[Information supplied]
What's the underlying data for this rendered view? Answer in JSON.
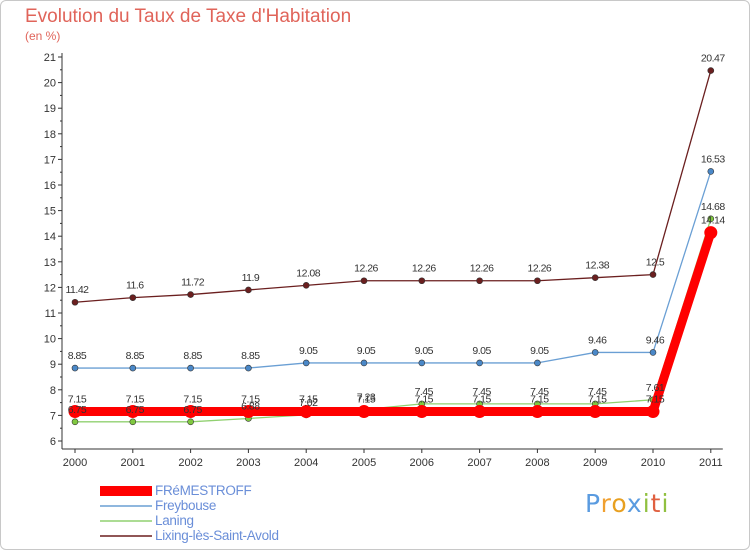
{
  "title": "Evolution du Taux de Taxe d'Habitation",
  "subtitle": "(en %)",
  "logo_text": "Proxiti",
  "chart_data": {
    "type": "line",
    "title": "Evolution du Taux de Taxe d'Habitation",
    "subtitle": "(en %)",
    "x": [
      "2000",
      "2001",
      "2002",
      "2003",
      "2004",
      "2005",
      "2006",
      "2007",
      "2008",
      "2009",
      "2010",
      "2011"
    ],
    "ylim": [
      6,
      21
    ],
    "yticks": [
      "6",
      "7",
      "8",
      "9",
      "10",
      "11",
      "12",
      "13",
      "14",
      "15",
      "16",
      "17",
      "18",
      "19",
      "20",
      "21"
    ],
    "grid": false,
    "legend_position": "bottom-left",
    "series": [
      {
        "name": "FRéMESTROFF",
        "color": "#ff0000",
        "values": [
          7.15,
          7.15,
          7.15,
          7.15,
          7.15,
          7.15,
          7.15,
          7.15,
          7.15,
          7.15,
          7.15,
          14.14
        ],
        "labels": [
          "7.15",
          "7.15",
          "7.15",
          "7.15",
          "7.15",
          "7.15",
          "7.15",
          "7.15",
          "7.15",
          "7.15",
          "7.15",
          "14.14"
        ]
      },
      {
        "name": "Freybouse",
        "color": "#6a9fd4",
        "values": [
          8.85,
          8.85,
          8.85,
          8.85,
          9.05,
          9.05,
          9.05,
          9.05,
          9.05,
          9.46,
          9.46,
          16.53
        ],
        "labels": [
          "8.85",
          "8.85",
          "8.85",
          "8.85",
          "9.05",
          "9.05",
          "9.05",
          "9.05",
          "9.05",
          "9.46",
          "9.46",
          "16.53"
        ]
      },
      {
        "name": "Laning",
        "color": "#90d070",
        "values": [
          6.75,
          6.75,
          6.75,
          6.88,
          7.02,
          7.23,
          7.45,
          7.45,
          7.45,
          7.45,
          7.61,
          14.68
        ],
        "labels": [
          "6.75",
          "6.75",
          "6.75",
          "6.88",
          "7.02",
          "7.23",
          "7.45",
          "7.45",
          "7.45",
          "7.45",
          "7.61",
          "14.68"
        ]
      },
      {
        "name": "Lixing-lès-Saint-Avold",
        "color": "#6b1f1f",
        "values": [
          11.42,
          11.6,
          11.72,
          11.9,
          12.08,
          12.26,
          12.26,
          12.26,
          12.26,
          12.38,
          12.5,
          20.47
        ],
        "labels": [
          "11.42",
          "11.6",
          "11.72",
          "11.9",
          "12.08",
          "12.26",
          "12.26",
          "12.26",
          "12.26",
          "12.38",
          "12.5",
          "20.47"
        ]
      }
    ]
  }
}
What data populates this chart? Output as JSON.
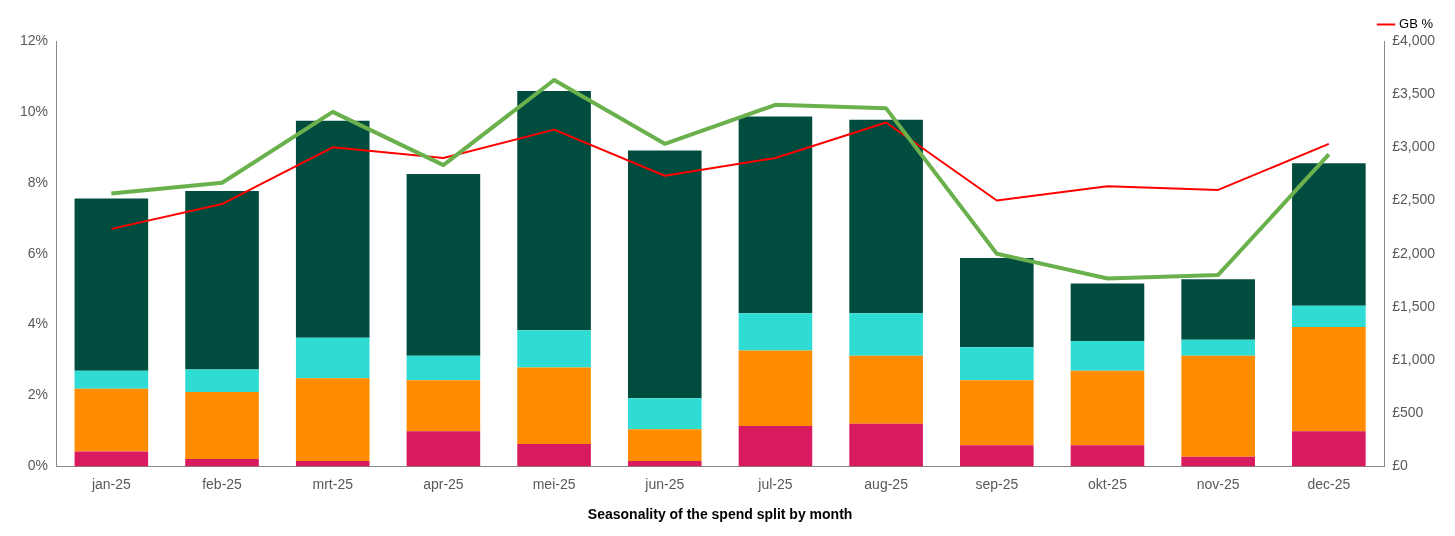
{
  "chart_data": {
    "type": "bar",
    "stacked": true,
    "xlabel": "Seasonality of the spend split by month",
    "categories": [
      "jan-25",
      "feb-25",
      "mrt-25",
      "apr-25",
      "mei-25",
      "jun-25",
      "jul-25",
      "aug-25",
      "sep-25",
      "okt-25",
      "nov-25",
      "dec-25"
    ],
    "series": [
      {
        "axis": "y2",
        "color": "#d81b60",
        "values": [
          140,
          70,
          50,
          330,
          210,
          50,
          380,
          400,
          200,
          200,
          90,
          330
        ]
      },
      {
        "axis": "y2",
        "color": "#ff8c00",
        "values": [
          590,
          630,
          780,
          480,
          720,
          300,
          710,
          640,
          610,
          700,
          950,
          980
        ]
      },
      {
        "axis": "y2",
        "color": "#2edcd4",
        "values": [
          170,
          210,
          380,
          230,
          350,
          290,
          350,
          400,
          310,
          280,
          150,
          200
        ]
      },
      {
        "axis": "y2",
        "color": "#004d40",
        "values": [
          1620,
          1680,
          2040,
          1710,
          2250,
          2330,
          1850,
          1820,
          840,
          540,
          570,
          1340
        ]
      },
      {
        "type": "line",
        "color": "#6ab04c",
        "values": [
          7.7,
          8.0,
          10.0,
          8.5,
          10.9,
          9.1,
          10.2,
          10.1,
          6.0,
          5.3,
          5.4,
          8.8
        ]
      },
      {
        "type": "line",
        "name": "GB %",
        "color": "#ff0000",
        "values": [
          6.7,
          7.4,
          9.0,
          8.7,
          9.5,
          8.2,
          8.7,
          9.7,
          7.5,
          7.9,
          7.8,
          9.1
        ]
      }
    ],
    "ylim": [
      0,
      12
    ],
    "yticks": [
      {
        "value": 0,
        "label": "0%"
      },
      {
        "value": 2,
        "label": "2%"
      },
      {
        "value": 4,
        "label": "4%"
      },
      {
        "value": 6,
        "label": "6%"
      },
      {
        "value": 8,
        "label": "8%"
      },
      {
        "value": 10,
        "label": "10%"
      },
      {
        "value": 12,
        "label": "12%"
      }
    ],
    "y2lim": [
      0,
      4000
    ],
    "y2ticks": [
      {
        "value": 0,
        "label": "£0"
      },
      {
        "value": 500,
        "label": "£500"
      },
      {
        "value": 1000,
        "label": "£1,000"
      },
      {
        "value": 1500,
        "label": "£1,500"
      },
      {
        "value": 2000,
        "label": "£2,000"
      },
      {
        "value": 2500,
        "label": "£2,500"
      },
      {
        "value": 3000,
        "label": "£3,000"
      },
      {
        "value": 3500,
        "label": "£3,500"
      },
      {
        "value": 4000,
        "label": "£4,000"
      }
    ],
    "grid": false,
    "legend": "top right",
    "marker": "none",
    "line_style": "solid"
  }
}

...

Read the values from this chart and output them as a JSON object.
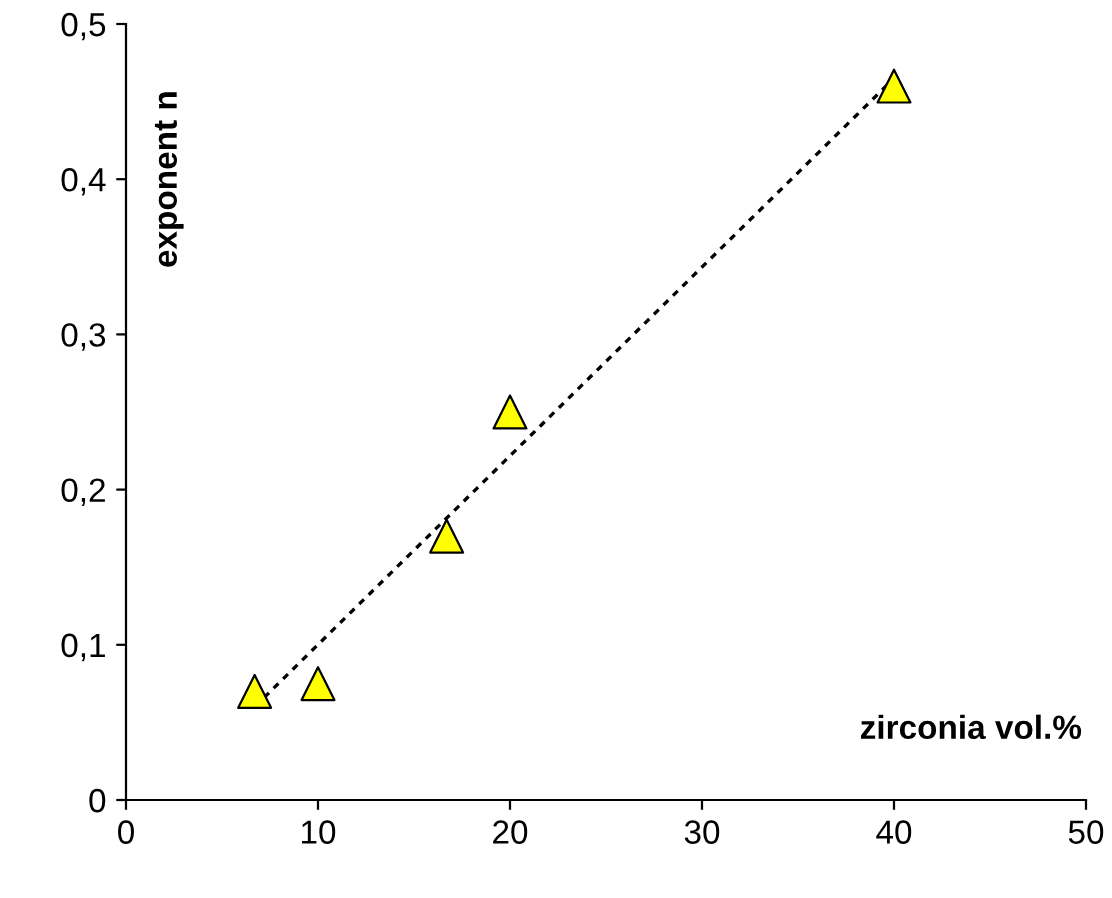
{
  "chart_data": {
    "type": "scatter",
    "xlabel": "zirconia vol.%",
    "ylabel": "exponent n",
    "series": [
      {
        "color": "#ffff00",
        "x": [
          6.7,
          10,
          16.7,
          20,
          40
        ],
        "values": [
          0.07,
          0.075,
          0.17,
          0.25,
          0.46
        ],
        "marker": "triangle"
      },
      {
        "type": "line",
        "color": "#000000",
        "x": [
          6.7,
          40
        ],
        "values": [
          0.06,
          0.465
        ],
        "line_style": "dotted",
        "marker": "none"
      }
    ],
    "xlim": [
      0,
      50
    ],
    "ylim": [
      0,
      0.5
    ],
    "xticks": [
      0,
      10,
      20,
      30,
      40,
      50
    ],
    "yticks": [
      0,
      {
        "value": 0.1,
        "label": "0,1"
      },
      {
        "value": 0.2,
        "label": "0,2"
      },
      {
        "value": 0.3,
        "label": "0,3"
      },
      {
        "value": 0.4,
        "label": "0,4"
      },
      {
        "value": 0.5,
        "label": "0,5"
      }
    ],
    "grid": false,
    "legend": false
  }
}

...

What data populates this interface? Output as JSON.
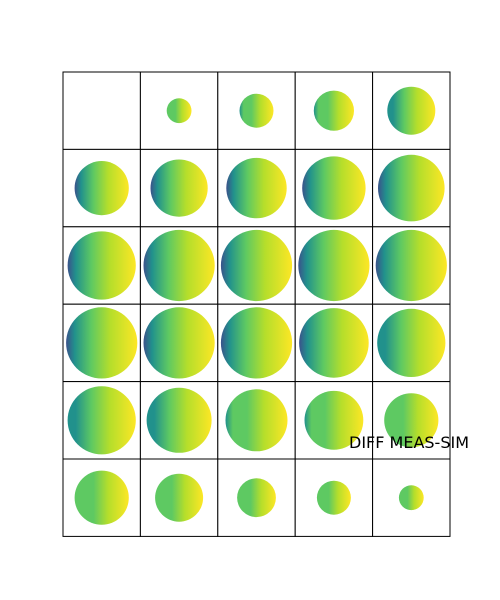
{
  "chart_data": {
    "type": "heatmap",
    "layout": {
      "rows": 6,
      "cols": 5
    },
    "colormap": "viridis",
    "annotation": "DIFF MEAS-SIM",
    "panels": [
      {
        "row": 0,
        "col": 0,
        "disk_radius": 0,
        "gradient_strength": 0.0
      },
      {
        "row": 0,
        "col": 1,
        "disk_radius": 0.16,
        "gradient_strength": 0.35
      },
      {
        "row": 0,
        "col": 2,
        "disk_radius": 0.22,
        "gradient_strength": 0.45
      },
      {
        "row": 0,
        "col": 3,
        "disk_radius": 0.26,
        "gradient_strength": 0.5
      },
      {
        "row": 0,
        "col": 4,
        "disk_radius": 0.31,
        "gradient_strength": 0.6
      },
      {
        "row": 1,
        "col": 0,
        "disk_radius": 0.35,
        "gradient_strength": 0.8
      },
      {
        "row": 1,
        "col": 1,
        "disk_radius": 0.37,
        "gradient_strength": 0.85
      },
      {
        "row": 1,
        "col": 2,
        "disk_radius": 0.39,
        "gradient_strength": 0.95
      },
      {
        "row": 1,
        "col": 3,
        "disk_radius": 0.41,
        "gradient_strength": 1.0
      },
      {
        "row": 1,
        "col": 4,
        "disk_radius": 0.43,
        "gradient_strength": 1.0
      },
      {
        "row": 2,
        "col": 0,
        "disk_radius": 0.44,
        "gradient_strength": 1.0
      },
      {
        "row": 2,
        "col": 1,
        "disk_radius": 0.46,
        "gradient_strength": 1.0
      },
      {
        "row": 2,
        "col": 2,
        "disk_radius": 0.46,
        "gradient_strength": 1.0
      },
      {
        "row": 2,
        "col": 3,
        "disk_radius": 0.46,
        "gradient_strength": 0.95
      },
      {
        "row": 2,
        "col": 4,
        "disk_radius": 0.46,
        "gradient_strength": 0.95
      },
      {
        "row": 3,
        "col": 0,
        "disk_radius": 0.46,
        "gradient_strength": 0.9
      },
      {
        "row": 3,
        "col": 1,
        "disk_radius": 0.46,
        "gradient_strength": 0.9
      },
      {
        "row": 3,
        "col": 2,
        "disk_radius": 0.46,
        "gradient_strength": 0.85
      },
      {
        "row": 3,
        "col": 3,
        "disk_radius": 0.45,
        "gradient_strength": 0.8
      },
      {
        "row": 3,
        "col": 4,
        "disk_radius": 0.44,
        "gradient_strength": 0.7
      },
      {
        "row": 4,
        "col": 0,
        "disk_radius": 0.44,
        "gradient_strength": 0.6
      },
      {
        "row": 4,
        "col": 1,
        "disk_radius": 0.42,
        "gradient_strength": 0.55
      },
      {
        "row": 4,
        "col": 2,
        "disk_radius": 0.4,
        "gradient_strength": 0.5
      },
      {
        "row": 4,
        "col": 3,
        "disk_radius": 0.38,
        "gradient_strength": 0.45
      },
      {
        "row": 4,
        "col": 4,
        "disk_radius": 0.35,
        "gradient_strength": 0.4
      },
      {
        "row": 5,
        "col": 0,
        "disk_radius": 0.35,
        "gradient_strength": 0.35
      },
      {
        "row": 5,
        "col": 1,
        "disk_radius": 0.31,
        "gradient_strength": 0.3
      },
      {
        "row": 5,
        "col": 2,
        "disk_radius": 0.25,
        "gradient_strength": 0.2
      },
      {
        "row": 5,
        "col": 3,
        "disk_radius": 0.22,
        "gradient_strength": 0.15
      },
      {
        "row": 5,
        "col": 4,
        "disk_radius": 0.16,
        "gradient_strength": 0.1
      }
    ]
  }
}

[What to do]
Report the number of lines in the listing where the string "Habitation" appears, and nothing besides.

[Response below]
2